**Task directions:**
From the entries below, pull out each line where "Conservation" appears.

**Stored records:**
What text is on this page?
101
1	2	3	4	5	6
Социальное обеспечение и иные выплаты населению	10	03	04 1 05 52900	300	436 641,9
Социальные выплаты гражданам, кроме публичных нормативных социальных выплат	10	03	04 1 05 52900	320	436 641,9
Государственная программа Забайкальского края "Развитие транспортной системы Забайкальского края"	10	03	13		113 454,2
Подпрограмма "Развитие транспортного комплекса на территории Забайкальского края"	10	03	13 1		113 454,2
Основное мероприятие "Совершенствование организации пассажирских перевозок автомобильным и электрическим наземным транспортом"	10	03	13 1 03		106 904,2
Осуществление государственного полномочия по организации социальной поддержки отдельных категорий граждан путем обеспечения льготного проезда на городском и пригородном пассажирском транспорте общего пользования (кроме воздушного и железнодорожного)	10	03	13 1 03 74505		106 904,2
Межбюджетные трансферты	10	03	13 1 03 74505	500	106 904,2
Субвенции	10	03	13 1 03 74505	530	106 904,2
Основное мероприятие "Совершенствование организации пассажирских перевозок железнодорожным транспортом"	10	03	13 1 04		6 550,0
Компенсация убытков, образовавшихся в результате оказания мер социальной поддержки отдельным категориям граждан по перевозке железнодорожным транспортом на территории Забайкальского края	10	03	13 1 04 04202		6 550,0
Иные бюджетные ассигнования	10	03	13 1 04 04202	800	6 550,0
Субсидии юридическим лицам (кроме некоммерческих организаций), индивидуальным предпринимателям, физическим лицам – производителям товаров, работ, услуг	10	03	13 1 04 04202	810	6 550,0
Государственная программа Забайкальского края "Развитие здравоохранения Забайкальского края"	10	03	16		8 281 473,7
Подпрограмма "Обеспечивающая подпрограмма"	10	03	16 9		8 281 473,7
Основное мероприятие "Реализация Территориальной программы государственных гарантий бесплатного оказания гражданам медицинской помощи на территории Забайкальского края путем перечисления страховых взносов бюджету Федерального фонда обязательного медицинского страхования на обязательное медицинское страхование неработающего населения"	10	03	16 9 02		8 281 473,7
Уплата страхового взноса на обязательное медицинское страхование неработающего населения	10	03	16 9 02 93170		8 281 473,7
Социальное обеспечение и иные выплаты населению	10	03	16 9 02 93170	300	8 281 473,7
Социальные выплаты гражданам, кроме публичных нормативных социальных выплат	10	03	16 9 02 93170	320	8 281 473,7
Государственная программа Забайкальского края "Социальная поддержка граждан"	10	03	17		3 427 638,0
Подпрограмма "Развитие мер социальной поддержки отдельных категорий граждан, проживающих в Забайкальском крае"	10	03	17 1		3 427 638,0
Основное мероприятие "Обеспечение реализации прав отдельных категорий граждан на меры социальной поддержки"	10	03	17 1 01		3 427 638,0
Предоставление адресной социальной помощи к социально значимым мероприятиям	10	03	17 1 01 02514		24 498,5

==

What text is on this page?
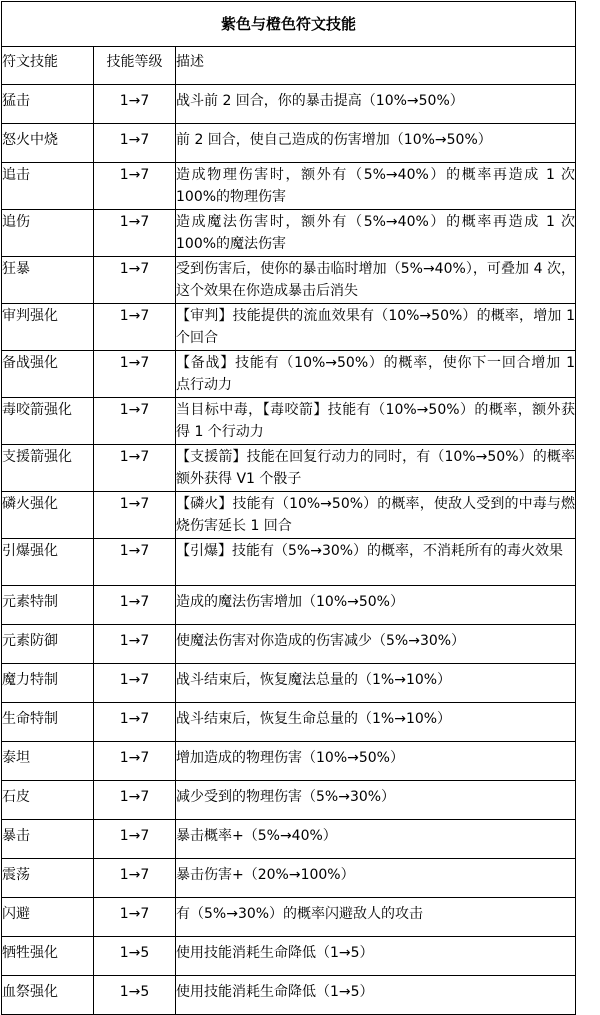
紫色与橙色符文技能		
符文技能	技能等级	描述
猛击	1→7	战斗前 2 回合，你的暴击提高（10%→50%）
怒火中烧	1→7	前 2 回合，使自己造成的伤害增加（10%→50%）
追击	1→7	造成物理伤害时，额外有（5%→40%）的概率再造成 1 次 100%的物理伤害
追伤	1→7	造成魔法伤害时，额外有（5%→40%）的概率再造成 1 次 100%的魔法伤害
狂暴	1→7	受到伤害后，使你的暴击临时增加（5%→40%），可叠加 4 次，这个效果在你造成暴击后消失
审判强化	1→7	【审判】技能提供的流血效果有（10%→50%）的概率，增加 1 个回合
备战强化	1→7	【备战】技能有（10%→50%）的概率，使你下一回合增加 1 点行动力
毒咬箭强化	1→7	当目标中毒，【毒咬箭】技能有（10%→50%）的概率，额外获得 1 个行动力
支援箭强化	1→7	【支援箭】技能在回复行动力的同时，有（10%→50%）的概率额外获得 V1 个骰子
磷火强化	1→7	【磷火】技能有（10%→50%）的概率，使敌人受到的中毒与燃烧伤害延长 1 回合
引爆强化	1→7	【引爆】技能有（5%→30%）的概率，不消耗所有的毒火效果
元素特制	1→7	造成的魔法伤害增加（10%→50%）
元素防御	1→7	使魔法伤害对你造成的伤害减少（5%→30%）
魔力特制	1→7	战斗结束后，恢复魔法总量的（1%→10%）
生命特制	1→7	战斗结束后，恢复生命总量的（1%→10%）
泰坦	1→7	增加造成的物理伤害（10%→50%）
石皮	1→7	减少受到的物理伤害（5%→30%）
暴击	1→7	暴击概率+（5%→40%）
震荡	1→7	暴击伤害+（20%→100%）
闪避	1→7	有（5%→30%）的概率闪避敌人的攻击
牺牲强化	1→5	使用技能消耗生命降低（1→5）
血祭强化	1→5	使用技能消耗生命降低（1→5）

* * *

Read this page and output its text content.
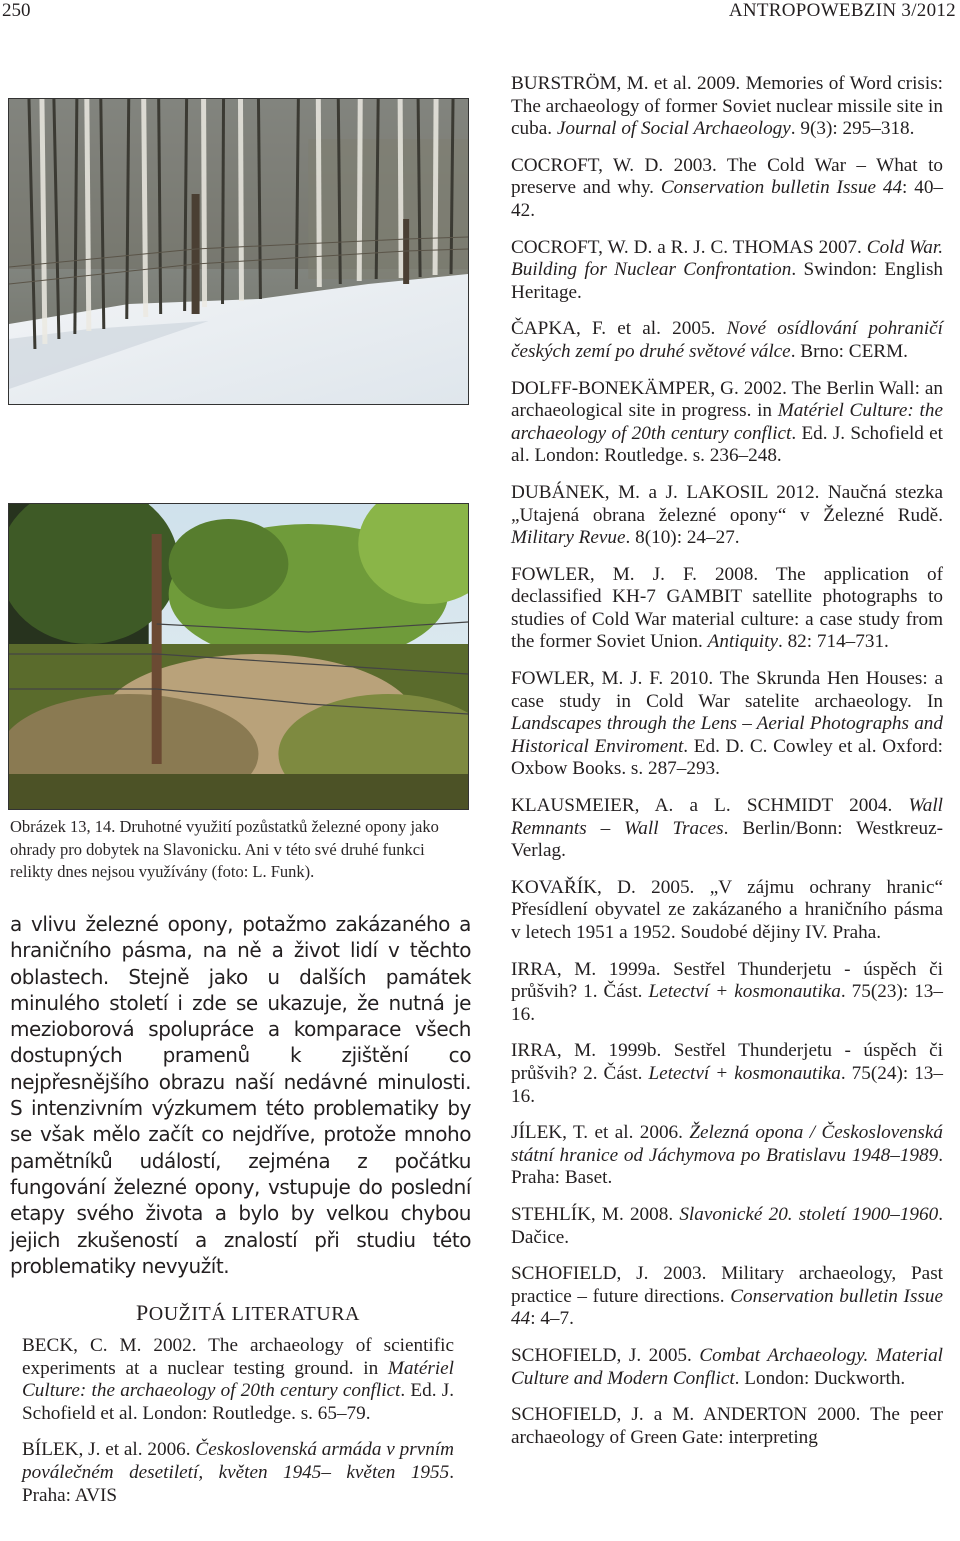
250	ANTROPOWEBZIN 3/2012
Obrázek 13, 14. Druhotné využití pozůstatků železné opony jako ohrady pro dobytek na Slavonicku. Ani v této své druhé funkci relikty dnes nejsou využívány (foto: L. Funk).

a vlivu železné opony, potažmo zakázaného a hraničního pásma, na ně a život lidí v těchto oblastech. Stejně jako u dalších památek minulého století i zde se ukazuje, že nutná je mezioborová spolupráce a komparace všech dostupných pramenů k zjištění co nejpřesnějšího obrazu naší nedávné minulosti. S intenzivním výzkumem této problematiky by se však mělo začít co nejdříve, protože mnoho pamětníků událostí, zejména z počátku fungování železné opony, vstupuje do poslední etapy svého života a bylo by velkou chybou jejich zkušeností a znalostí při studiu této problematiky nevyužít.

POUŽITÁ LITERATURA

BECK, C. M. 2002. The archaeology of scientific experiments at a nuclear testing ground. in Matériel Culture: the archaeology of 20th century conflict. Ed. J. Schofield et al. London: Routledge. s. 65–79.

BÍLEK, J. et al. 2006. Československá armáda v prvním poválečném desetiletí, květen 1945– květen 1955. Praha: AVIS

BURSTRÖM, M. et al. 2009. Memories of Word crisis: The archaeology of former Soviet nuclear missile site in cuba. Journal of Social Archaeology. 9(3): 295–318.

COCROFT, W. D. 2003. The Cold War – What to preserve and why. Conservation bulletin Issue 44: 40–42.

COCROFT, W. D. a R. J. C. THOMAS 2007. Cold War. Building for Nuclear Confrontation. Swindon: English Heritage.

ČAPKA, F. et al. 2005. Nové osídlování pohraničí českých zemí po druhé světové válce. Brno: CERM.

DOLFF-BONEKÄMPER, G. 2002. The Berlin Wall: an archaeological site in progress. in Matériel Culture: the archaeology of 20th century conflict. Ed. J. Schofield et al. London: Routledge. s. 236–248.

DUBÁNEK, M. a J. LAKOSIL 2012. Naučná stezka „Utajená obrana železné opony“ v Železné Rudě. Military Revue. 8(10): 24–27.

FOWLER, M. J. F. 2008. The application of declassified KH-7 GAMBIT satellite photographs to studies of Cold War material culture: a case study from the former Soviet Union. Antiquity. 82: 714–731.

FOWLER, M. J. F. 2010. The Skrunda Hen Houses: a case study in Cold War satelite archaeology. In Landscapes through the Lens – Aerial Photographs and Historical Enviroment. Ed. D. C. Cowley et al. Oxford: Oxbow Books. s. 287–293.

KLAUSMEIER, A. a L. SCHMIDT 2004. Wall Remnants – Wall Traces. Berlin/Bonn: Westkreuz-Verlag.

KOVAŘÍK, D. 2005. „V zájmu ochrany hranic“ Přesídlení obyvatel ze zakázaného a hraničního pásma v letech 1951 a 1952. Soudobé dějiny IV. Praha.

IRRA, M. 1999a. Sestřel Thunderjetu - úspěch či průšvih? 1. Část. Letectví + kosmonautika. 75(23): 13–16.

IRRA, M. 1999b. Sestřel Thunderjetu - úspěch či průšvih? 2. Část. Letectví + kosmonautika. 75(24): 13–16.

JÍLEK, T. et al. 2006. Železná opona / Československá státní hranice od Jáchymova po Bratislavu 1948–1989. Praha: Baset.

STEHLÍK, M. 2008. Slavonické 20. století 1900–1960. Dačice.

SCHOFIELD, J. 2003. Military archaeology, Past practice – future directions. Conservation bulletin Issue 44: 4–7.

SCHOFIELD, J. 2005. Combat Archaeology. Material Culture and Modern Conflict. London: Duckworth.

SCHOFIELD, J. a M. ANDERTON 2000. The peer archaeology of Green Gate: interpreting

**Result:**
COCROFT, W. D. 2003. The Cold War – What to preserve and why. Conservation bulletin Issue 44: 40–42.
SCHOFIELD, J. 2003. Military archaeology, Past practice – future directions. Conservation bulletin Issue 44: 4–7.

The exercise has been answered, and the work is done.